TASK TO COMPLETE: Restate the records below word for word.

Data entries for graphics
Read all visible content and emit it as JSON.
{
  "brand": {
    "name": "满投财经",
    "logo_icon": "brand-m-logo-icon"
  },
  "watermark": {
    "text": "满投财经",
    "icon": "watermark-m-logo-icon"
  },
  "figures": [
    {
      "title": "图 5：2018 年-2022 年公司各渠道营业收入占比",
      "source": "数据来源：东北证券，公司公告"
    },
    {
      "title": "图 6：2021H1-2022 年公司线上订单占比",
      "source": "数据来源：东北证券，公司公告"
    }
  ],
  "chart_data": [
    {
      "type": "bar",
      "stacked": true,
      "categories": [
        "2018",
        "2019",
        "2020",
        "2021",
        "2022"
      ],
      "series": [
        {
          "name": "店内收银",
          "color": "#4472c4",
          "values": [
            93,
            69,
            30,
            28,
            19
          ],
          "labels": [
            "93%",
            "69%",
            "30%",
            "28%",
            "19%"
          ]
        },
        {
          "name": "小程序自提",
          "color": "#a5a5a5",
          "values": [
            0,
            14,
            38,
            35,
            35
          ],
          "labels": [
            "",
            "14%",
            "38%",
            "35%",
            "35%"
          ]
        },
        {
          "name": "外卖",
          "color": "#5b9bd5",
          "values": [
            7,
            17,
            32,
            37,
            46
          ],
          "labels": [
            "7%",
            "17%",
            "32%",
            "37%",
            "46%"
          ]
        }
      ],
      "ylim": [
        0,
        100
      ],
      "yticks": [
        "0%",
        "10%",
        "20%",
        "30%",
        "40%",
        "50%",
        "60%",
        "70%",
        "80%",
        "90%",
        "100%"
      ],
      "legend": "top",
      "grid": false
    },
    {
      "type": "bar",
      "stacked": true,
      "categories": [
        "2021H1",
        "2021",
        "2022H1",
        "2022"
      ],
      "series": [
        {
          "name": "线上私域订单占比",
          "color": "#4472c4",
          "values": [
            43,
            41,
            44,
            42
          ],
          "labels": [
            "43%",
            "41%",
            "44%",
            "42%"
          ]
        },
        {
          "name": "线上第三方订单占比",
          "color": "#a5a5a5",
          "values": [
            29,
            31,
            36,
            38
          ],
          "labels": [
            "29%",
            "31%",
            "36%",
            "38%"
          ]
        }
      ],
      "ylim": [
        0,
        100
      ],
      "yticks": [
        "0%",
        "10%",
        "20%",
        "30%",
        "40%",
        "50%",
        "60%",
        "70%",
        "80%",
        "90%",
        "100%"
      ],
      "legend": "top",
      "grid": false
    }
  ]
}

THE COMPLETED TASK:
Read all visible content and emit it as JSON.
{
  "brand": {
    "name": "满投财经",
    "logo_icon": "brand-m-logo-icon"
  },
  "watermark": {
    "text": "满投财经",
    "icon": "watermark-m-logo-icon"
  },
  "figures": [
    {
      "title": "图 5：2018 年-2022 年公司各渠道营业收入占比",
      "source": "数据来源：东北证券，公司公告"
    },
    {
      "title": "图 6：2021H1-2022 年公司线上订单占比",
      "source": "数据来源：东北证券，公司公告"
    }
  ],
  "chart_data": [
    {
      "type": "bar",
      "stacked": true,
      "categories": [
        "2018",
        "2019",
        "2020",
        "2021",
        "2022"
      ],
      "series": [
        {
          "name": "店内收银",
          "color": "#4472c4",
          "values": [
            93,
            69,
            30,
            28,
            19
          ],
          "labels": [
            "93%",
            "69%",
            "30%",
            "28%",
            "19%"
          ]
        },
        {
          "name": "小程序自提",
          "color": "#a5a5a5",
          "values": [
            0,
            14,
            38,
            35,
            35
          ],
          "labels": [
            "",
            "14%",
            "38%",
            "35%",
            "35%"
          ]
        },
        {
          "name": "外卖",
          "color": "#5b9bd5",
          "values": [
            7,
            17,
            32,
            37,
            46
          ],
          "labels": [
            "7%",
            "17%",
            "32%",
            "37%",
            "46%"
          ]
        }
      ],
      "ylim": [
        0,
        100
      ],
      "yticks": [
        "0%",
        "10%",
        "20%",
        "30%",
        "40%",
        "50%",
        "60%",
        "70%",
        "80%",
        "90%",
        "100%"
      ],
      "legend": "top",
      "grid": false
    },
    {
      "type": "bar",
      "stacked": true,
      "categories": [
        "2021H1",
        "2021",
        "2022H1",
        "2022"
      ],
      "series": [
        {
          "name": "线上私域订单占比",
          "color": "#4472c4",
          "values": [
            43,
            41,
            44,
            42
          ],
          "labels": [
            "43%",
            "41%",
            "44%",
            "42%"
          ]
        },
        {
          "name": "线上第三方订单占比",
          "color": "#a5a5a5",
          "values": [
            29,
            31,
            36,
            38
          ],
          "labels": [
            "29%",
            "31%",
            "36%",
            "38%"
          ]
        }
      ],
      "ylim": [
        0,
        100
      ],
      "yticks": [
        "0%",
        "10%",
        "20%",
        "30%",
        "40%",
        "50%",
        "60%",
        "70%",
        "80%",
        "90%",
        "100%"
      ],
      "legend": "top",
      "grid": false
    }
  ]
}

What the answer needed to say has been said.